++++ Document segment

Methods : Two randomized, double-blind, 4-week, multi-centre trials with identical methodology compared once-daily esomeprazole, 40 mg (n = 241) or 20 mg (n = 234), with placebo (n = 242) for the rigorous end-point of complete resolution of heartburn. Secondary end-points included the percentage of heartburn-free days and the time to first and sustained resolution of heartburn.
Results : Patients treated with either dose of esomeprazole were two to three times more likely to achieve complete resolution of heartburn than patients treated with placebo (P < 0.001). The percentage of heartburn-free days was significantly higher with esomeprazole 40 mg (63%, 66%) or 20 mg (63%, 68%) than with placebo (46%, 36%; P ≤ 0.001) in each of the two studies. Esomeprazole was associated with a significantly shorter mean time to first (6–7 days) and sustained (12–17 days) resolution of heartburn compared with placebo (first, 10–12 days; sustained, 21–22 days; P ≤ 0.008). The spectrum and frequency of adverse events with esomeprazole were similar to those with placebo.
Conclusions : Esomeprazole, at daily doses of 40 mg or 20 mg, is effective and safe for the treatment of chronic heartburn in patients without erosive oesophagitis.
Chronic, persistent heartburn, the most common symptom of erosive and non-erosive forms of gastro-oesophageal reflux disease (GERD),1 affects 20–40% of the adult population in Western countries.2,3 Approximately one-half of patients with GERD have erosive oesophagitis or other mucosal damage, whereas the remaining half have no endoscopic evidence of oesophageal pathology.4 Because the severity of symptoms cannot reliably predict the presence of oesophageal erosions,5,6 endoscopy is the only method that can distinguish between erosive and non-erosive disease.

++++++++

_What you will do_
State what share of the adult population in Western countries is affected by chronic, persistent heartburn, according to the esomeprazole trial summary. The rows that come next are separate material and are not part of the esomeprazole trial summary.

++++ Provided data

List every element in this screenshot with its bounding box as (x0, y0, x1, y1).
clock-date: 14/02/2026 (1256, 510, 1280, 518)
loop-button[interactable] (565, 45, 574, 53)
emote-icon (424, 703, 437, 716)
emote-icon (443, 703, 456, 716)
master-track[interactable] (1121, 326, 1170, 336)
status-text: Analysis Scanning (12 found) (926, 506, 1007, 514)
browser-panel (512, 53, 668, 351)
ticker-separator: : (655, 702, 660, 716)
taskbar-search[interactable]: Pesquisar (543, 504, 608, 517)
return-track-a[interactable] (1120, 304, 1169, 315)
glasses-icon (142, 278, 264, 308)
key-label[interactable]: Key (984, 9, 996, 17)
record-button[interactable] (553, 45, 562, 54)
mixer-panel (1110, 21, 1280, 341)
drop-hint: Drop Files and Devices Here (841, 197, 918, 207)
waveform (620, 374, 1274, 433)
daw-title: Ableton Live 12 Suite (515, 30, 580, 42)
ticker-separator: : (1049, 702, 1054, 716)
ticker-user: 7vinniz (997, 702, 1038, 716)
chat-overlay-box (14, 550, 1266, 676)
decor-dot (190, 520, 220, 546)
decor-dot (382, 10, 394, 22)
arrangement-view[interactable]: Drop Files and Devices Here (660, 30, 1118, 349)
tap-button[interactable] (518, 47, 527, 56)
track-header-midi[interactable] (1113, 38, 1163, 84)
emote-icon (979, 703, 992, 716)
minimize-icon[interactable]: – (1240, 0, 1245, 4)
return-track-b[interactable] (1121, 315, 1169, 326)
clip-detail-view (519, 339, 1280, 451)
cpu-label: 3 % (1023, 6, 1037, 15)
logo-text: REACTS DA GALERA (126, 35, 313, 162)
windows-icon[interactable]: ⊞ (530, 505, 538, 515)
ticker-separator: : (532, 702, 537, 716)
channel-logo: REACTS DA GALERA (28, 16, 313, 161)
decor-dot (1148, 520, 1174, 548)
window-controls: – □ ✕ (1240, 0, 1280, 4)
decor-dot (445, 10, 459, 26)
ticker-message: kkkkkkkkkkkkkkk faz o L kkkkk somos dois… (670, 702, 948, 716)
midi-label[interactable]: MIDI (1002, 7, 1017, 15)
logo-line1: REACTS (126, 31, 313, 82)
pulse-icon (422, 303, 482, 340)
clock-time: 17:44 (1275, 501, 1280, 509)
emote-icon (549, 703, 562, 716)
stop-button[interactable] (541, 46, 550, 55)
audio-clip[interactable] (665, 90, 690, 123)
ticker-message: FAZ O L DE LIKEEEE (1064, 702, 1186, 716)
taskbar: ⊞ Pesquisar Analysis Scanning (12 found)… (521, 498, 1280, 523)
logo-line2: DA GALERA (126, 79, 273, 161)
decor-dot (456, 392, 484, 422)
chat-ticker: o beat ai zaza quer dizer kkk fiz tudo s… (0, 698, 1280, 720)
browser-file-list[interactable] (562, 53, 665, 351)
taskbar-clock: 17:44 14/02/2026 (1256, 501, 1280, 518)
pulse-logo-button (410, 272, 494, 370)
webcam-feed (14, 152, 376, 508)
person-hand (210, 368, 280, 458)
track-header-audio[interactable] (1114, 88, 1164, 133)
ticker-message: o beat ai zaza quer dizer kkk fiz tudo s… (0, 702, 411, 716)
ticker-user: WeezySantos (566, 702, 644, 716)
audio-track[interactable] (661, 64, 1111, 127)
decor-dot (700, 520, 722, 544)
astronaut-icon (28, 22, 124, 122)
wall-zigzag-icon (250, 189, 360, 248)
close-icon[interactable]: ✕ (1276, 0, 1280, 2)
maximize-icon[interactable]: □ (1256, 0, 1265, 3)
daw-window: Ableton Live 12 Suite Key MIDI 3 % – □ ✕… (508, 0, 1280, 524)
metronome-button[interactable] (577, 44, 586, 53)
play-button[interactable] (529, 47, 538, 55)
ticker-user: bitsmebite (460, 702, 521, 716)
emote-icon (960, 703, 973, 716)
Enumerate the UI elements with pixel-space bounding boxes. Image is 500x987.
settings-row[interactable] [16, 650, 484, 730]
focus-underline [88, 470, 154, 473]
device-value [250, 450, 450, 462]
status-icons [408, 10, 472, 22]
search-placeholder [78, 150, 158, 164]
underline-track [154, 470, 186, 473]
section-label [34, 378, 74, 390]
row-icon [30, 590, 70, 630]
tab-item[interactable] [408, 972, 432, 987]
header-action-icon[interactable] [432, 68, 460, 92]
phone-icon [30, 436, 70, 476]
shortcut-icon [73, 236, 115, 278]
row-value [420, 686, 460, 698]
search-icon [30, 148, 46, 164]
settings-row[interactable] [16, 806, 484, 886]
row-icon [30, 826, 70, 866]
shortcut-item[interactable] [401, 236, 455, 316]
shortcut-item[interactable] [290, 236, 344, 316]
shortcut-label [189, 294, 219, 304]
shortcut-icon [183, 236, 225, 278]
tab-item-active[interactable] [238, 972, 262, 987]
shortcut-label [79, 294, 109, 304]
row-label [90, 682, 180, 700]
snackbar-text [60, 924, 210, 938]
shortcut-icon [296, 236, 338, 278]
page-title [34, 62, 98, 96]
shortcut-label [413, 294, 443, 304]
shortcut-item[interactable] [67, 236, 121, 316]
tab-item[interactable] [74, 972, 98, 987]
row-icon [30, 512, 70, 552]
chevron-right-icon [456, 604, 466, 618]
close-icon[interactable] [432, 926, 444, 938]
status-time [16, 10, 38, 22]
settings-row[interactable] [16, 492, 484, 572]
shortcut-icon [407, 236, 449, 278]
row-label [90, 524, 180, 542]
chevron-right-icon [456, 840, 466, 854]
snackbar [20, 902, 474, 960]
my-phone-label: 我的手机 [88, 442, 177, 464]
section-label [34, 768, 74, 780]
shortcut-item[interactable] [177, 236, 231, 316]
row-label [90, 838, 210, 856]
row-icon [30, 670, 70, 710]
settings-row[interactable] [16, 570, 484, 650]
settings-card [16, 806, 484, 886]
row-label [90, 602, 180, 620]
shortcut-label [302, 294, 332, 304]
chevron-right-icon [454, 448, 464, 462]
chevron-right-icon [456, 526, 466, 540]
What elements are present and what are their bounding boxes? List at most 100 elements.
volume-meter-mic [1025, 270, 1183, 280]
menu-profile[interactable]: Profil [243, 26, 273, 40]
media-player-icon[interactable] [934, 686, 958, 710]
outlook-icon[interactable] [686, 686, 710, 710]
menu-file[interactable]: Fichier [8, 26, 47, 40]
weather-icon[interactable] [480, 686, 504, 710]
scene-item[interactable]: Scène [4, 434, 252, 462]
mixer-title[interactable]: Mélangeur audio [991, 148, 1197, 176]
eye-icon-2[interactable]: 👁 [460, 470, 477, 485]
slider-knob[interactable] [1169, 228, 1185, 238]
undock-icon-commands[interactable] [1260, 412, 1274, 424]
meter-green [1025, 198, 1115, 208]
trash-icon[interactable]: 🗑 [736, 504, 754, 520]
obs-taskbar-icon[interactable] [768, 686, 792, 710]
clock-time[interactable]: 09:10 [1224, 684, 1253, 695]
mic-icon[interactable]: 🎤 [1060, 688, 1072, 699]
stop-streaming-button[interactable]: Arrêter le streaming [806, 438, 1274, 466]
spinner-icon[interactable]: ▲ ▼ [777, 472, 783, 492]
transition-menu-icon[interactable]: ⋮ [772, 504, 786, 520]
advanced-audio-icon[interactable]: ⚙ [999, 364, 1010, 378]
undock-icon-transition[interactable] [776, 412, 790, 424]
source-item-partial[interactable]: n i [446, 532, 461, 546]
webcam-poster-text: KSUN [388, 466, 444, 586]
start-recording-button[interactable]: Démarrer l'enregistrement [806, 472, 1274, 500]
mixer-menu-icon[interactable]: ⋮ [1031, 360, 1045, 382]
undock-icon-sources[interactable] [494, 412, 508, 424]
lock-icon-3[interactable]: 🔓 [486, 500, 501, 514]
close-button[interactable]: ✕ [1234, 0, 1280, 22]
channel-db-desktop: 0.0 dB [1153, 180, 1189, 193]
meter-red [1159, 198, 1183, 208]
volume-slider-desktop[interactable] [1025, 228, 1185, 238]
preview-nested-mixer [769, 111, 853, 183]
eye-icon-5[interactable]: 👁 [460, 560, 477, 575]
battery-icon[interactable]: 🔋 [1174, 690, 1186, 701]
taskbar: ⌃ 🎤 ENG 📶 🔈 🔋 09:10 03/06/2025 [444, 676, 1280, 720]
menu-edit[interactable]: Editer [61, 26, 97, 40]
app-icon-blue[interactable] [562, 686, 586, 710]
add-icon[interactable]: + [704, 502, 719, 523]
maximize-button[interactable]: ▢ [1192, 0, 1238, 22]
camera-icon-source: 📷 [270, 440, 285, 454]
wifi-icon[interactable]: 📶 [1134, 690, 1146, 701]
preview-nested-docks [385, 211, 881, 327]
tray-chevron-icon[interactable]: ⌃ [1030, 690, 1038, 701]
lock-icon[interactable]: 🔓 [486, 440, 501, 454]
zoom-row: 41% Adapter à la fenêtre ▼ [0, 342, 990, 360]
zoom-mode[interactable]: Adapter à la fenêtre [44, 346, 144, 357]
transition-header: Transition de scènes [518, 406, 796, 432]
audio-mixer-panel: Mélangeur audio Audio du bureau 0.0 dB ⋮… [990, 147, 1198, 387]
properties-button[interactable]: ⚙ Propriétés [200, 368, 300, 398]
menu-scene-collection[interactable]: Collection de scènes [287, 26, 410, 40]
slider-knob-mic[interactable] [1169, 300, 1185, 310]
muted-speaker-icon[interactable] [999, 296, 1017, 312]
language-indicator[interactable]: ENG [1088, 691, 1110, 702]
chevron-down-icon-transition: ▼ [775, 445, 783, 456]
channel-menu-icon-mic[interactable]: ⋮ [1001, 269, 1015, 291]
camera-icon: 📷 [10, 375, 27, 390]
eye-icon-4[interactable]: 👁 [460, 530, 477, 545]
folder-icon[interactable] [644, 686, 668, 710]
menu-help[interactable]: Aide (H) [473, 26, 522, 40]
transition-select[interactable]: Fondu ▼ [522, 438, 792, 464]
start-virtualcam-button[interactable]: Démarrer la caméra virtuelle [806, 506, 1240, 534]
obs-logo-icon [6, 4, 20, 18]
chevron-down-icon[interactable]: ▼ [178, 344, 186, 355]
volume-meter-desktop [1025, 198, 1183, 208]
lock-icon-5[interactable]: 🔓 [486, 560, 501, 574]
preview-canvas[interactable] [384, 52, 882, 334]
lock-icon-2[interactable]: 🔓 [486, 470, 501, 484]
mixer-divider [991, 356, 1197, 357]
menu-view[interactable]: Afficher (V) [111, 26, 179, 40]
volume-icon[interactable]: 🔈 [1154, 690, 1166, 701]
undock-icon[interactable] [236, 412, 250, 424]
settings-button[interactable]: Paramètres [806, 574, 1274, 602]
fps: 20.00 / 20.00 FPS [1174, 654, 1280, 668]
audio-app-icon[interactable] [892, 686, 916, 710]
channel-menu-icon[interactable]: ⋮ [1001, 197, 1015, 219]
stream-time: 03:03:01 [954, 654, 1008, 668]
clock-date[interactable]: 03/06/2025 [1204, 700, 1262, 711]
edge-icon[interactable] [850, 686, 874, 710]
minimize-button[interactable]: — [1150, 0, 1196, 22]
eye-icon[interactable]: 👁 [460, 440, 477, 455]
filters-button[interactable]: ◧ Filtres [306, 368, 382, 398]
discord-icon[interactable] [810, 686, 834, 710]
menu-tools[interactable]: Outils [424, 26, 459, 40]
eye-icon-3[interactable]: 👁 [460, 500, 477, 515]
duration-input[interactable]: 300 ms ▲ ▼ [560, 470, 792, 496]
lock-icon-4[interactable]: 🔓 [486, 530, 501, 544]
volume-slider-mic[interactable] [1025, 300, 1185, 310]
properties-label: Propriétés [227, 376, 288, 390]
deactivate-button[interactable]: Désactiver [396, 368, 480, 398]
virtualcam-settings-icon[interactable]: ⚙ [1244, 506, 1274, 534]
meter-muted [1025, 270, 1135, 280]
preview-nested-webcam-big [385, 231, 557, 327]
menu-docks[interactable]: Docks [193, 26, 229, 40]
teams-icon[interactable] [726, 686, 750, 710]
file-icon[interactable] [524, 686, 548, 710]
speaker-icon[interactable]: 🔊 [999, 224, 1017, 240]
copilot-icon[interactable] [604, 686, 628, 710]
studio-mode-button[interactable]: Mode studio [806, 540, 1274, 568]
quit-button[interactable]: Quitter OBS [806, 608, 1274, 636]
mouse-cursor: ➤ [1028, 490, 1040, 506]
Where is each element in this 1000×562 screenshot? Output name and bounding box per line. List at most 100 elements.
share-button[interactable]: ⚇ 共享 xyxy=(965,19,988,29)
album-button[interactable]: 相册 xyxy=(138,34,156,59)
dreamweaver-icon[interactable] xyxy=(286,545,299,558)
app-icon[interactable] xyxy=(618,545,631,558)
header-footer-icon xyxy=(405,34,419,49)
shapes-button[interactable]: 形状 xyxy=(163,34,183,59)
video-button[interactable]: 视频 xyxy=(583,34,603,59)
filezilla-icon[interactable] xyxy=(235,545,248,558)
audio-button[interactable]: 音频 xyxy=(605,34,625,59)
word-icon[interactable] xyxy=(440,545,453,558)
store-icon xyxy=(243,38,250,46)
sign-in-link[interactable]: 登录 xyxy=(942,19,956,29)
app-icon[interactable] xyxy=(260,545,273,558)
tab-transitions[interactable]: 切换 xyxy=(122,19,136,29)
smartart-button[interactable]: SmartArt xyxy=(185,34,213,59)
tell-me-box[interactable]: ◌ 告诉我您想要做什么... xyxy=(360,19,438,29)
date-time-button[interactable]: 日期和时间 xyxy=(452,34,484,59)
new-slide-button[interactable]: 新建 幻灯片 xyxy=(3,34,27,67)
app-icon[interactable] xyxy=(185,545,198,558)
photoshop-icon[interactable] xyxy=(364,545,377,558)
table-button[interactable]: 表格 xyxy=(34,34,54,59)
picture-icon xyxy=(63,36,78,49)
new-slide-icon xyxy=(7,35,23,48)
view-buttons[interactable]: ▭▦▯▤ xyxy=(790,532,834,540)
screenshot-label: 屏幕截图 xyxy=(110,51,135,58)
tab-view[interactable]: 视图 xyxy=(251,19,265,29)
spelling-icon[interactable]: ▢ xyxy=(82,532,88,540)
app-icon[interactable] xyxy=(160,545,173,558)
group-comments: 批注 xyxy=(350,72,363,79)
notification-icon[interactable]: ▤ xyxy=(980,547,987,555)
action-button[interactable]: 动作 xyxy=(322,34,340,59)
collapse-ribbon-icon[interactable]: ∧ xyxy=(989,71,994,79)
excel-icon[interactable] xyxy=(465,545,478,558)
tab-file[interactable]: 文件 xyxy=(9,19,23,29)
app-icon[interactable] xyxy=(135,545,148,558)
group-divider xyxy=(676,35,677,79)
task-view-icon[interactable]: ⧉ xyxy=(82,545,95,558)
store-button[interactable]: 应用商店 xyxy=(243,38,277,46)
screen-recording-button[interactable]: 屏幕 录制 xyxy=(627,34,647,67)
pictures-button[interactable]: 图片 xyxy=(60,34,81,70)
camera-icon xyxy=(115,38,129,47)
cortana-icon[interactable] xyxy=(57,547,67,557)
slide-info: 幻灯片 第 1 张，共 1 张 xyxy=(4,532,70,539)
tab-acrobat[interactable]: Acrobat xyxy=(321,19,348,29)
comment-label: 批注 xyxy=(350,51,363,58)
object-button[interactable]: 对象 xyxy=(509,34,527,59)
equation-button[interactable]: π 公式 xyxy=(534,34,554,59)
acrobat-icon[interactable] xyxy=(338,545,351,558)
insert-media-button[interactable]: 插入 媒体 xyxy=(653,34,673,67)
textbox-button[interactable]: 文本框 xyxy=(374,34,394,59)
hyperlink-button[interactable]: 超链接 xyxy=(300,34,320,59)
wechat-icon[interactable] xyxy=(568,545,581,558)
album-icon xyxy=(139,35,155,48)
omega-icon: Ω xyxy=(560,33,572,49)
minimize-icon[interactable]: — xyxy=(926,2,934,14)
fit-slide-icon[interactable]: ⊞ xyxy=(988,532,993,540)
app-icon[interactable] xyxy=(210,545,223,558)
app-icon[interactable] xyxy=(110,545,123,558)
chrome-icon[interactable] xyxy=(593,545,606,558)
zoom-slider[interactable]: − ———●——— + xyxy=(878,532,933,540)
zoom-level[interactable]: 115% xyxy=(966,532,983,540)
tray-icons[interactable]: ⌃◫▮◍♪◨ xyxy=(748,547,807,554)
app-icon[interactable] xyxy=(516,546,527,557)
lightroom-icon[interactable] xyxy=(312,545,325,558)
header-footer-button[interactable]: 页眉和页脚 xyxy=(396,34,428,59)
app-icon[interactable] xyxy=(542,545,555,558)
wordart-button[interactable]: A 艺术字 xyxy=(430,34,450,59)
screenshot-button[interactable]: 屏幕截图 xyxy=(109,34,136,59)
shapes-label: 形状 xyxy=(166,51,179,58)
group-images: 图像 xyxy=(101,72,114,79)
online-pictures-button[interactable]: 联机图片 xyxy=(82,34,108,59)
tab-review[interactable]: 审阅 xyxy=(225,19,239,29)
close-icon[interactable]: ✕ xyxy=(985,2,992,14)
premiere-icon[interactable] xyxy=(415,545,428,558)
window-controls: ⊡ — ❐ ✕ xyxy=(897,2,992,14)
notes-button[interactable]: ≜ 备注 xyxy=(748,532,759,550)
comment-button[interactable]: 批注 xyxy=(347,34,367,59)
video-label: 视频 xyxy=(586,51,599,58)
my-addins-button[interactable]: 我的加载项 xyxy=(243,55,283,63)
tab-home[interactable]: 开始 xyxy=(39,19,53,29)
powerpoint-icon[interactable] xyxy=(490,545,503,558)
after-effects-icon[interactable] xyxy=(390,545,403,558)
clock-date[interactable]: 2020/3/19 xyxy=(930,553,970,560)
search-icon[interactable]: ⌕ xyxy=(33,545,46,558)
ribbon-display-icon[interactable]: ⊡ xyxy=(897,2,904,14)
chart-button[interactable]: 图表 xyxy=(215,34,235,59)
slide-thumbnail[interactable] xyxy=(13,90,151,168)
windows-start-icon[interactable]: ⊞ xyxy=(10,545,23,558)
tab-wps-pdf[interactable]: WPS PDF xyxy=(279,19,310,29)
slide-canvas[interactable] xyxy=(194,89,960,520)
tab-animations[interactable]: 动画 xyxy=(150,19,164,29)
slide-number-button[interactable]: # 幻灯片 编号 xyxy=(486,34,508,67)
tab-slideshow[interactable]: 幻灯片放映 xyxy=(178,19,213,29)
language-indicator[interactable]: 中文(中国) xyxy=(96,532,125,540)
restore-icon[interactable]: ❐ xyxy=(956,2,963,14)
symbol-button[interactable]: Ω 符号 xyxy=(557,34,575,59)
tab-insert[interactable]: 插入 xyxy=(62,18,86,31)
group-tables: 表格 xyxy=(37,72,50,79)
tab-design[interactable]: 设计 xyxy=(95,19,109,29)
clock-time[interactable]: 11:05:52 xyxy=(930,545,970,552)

++++++++

_Result below_
20–40%